The problem: Make an exact copy of all the records.

Records supplied:
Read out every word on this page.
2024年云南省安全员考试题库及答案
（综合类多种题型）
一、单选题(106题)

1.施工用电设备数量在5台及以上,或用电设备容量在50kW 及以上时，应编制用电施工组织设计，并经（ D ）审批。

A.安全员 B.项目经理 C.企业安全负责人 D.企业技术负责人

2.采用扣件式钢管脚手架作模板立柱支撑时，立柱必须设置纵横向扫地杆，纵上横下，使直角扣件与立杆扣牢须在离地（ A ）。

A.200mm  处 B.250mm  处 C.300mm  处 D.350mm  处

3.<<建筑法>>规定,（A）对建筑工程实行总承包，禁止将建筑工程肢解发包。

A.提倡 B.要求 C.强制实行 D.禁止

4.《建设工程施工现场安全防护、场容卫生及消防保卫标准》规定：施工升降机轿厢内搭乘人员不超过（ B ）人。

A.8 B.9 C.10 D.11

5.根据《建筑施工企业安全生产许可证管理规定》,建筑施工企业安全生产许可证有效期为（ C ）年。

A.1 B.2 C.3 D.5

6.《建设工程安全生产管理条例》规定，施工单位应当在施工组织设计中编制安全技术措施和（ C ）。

Result of the task:
Read out every word on this page.
2024年云南省安全员考试题库及答案
（综合类多种题型）
一、单选题(106题)

1.施工用电设备数量在5台及以上,或用电设备容量在50kW 及以上时，应编制用电施工组织设计，并经（ D ）审批。

A.安全员 B.项目经理 C.企业安全负责人 D.企业技术负责人

2.采用扣件式钢管脚手架作模板立柱支撑时，立柱必须设置纵横向扫地杆，纵上横下，使直角扣件与立杆扣牢须在离地（ A ）。

A.200mm  处 B.250mm  处 C.300mm  处 D.350mm  处

3.<<建筑法>>规定,（A）对建筑工程实行总承包，禁止将建筑工程肢解发包。

A.提倡 B.要求 C.强制实行 D.禁止

4.《建设工程施工现场安全防护、场容卫生及消防保卫标准》规定：施工升降机轿厢内搭乘人员不超过（ B ）人。

A.8 B.9 C.10 D.11

5.根据《建筑施工企业安全生产许可证管理规定》,建筑施工企业安全生产许可证有效期为（ C ）年。

A.1 B.2 C.3 D.5

6.《建设工程安全生产管理条例》规定，施工单位应当在施工组织设计中编制安全技术措施和（ C ）。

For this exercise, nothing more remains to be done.